__REQUEST__
Across the entries below, count the lines in which the word "hellip" occurs. Reply with the count alone.

[Dataset records]
— Begin —
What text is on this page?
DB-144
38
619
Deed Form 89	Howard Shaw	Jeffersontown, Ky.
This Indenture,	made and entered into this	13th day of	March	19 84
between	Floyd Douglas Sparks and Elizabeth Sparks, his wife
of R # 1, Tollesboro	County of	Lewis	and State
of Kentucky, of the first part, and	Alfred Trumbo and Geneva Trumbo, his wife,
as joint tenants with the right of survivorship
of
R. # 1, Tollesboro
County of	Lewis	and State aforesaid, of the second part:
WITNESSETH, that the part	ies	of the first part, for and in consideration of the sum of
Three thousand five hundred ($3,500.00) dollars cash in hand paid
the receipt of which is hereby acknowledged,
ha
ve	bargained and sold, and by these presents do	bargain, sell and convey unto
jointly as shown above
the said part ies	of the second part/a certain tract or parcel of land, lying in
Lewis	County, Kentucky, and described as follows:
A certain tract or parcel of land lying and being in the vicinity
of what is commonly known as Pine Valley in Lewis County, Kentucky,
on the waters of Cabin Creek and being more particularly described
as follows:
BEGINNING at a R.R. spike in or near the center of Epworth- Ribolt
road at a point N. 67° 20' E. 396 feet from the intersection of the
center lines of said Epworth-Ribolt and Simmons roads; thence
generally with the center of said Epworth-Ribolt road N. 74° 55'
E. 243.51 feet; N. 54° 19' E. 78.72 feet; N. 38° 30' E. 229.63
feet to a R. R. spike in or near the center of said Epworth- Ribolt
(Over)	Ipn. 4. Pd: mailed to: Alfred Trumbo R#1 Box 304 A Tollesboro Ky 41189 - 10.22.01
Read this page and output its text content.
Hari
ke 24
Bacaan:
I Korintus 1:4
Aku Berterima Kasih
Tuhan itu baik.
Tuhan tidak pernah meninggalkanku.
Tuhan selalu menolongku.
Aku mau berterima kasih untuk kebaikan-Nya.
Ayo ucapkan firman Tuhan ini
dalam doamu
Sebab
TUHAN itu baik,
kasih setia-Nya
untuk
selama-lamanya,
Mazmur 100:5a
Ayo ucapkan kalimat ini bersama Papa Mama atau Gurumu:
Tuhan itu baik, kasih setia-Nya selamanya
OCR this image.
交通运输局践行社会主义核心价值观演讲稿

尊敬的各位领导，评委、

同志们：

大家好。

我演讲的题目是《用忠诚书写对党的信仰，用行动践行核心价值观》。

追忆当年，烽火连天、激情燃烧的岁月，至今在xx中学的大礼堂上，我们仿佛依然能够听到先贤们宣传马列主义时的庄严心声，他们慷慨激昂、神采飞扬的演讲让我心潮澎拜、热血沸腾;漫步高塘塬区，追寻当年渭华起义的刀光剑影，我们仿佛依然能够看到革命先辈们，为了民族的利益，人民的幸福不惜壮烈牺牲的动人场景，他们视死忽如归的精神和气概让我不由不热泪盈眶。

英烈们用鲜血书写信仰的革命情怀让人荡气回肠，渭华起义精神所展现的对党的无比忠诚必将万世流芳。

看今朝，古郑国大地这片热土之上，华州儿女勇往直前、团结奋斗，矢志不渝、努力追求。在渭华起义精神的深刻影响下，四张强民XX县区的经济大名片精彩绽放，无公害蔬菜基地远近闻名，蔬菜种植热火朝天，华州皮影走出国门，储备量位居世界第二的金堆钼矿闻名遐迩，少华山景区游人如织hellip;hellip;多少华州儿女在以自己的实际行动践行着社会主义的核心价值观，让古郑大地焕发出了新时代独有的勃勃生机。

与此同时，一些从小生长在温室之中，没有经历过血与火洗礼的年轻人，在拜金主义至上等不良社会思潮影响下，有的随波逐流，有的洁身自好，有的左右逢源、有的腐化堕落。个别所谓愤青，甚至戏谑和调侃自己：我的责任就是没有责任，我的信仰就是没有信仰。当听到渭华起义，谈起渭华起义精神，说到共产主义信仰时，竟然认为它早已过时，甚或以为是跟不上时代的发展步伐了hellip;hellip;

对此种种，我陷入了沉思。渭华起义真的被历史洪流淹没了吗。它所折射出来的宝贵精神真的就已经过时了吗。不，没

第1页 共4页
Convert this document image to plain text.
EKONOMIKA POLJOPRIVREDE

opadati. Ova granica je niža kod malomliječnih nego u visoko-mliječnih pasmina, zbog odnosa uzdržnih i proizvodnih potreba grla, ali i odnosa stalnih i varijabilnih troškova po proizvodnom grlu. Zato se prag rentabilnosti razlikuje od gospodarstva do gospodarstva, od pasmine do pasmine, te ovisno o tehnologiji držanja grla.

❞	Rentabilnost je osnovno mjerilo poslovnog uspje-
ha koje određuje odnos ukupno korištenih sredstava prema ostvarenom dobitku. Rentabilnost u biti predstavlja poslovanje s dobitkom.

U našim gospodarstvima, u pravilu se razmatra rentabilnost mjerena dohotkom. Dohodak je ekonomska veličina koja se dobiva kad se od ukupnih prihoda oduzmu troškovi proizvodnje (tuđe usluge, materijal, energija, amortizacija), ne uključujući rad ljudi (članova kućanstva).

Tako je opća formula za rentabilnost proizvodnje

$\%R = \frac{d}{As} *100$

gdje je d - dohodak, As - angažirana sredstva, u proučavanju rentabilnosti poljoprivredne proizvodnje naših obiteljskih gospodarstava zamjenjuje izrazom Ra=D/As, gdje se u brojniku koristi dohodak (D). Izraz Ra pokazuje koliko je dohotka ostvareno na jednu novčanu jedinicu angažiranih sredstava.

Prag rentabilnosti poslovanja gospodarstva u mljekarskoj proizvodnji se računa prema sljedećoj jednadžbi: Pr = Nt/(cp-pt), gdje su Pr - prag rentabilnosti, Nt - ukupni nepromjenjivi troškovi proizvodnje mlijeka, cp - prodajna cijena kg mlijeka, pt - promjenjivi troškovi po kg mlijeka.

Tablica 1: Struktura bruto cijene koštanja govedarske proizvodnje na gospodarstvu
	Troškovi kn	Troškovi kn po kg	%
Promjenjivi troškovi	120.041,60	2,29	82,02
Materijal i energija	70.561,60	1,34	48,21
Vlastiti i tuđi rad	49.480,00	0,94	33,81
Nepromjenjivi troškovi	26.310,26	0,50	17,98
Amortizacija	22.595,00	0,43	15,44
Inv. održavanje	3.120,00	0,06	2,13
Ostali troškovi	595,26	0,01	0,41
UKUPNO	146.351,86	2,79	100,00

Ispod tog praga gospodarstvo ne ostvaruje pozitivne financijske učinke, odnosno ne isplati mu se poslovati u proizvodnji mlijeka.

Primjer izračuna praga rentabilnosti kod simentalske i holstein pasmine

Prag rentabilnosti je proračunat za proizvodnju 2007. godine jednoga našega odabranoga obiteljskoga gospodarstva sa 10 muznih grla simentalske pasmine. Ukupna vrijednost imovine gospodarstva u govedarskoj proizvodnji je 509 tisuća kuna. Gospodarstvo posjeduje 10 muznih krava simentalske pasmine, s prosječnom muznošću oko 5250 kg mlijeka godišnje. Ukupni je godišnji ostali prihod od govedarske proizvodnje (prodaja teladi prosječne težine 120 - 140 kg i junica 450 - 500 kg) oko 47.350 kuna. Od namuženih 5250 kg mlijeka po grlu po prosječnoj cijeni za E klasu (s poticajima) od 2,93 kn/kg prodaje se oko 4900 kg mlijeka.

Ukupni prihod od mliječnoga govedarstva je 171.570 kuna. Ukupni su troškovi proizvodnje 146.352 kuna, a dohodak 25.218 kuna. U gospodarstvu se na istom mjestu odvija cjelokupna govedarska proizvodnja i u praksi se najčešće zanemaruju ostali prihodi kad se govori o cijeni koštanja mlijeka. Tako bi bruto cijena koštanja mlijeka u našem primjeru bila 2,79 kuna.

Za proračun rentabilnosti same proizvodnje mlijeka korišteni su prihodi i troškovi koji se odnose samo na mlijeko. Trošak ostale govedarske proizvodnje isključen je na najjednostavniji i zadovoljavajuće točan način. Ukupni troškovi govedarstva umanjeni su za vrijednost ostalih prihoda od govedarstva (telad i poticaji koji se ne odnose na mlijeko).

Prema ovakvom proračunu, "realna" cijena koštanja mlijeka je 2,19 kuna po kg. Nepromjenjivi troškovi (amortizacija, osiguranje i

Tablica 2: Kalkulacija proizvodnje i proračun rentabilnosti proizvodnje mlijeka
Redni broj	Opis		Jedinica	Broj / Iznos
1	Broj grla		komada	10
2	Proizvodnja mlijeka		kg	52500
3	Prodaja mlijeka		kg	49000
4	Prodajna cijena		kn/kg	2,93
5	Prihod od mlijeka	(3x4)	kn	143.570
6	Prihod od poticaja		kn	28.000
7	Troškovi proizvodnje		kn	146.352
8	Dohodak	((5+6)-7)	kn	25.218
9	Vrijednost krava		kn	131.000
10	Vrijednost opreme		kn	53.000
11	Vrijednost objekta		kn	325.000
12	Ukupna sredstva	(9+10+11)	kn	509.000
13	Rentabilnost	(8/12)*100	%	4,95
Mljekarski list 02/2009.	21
— End —
__ANSWER IN FULL__
2